Could you restate every record below word for word?

(Web page and app entries)

☆ ☆ ☆ ☆ ☆ ☆ ☆

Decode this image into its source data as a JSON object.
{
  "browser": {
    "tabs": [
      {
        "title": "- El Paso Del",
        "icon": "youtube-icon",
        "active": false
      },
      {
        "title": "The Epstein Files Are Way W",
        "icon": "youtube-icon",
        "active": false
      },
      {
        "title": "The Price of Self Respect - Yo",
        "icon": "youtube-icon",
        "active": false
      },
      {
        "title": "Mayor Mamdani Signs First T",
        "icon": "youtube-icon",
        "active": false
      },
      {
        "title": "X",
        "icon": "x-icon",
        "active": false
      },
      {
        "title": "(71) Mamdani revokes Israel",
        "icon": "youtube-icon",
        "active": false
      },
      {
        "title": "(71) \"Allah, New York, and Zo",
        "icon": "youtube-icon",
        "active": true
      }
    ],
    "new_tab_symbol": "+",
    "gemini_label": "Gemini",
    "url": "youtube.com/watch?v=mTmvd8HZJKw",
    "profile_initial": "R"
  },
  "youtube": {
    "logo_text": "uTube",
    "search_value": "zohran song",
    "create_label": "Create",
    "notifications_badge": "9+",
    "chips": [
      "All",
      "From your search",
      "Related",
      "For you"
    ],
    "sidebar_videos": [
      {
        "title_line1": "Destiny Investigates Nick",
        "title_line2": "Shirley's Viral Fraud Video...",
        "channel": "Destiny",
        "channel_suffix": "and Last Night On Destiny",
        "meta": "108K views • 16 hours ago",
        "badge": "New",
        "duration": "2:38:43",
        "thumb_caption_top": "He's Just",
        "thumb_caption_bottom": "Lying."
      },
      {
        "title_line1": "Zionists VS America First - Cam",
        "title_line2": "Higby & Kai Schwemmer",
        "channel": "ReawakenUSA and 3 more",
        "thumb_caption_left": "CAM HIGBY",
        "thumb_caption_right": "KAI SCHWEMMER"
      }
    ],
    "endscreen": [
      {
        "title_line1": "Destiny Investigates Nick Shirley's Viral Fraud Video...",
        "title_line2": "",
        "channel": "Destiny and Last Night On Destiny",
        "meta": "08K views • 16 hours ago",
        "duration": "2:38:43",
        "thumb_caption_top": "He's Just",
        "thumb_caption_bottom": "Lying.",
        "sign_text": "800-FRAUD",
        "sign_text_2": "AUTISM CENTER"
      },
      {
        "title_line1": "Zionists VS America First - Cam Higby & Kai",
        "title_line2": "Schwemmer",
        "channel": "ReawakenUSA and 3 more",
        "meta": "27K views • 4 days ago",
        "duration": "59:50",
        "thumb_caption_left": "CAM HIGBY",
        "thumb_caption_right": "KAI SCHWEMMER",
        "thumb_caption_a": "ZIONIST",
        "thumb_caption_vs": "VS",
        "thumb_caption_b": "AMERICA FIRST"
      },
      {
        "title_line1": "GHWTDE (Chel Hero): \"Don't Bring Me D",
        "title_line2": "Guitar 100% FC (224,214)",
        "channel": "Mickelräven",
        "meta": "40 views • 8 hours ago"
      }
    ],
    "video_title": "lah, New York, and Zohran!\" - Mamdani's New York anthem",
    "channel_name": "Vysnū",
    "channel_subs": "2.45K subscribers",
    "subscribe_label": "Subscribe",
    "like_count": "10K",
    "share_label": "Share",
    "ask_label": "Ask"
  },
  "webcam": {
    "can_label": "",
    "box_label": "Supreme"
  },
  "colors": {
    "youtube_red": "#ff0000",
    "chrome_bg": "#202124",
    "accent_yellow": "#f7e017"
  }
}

☆ ☆ ☆ ☆ ☆ ☆ ☆

(Result of this exercise):
Decode this image into its source data as a JSON object.
{
  "browser": {
    "tabs": [
      {
        "title": "- El Paso Del",
        "icon": "youtube-icon",
        "active": false
      },
      {
        "title": "The Epstein Files Are Way W",
        "icon": "youtube-icon",
        "active": false
      },
      {
        "title": "The Price of Self Respect - Yo",
        "icon": "youtube-icon",
        "active": false
      },
      {
        "title": "Mayor Mamdani Signs First T",
        "icon": "youtube-icon",
        "active": false
      },
      {
        "title": "X",
        "icon": "x-icon",
        "active": false
      },
      {
        "title": "(71) Mamdani revokes Israel",
        "icon": "youtube-icon",
        "active": false
      },
      {
        "title": "(71) \"Allah, New York, and Zo",
        "icon": "youtube-icon",
        "active": true
      }
    ],
    "new_tab_symbol": "+",
    "gemini_label": "Gemini",
    "url": "youtube.com/watch?v=mTmvd8HZJKw",
    "profile_initial": "R"
  },
  "youtube": {
    "logo_text": "uTube",
    "search_value": "zohran song",
    "create_label": "Create",
    "notifications_badge": "9+",
    "chips": [
      "All",
      "From your search",
      "Related",
      "For you"
    ],
    "sidebar_videos": [
      {
        "title_line1": "Destiny Investigates Nick",
        "title_line2": "Shirley's Viral Fraud Video...",
        "channel": "Destiny",
        "channel_suffix": "and Last Night On Destiny",
        "meta": "108K views • 16 hours ago",
        "badge": "New",
        "duration": "2:38:43",
        "thumb_caption_top": "He's Just",
        "thumb_caption_bottom": "Lying."
      },
      {
        "title_line1": "Zionists VS America First - Cam",
        "title_line2": "Higby & Kai Schwemmer",
        "channel": "ReawakenUSA and 3 more",
        "thumb_caption_left": "CAM HIGBY",
        "thumb_caption_right": "KAI SCHWEMMER"
      }
    ],
    "endscreen": [
      {
        "title_line1": "Destiny Investigates Nick Shirley's Viral Fraud Video...",
        "title_line2": "",
        "channel": "Destiny and Last Night On Destiny",
        "meta": "08K views • 16 hours ago",
        "duration": "2:38:43",
        "thumb_caption_top": "He's Just",
        "thumb_caption_bottom": "Lying.",
        "sign_text": "800-FRAUD",
        "sign_text_2": "AUTISM CENTER"
      },
      {
        "title_line1": "Zionists VS America First - Cam Higby & Kai",
        "title_line2": "Schwemmer",
        "channel": "ReawakenUSA and 3 more",
        "meta": "27K views • 4 days ago",
        "duration": "59:50",
        "thumb_caption_left": "CAM HIGBY",
        "thumb_caption_right": "KAI SCHWEMMER",
        "thumb_caption_a": "ZIONIST",
        "thumb_caption_vs": "VS",
        "thumb_caption_b": "AMERICA FIRST"
      },
      {
        "title_line1": "GHWTDE (Chel Hero): \"Don't Bring Me D",
        "title_line2": "Guitar 100% FC (224,214)",
        "channel": "Mickelräven",
        "meta": "40 views • 8 hours ago"
      }
    ],
    "video_title": "lah, New York, and Zohran!\" - Mamdani's New York anthem",
    "channel_name": "Vysnū",
    "channel_subs": "2.45K subscribers",
    "subscribe_label": "Subscribe",
    "like_count": "10K",
    "share_label": "Share",
    "ask_label": "Ask"
  },
  "webcam": {
    "can_label": "",
    "box_label": "Supreme"
  },
  "colors": {
    "youtube_red": "#ff0000",
    "chrome_bg": "#202124",
    "accent_yellow": "#f7e017"
  }
}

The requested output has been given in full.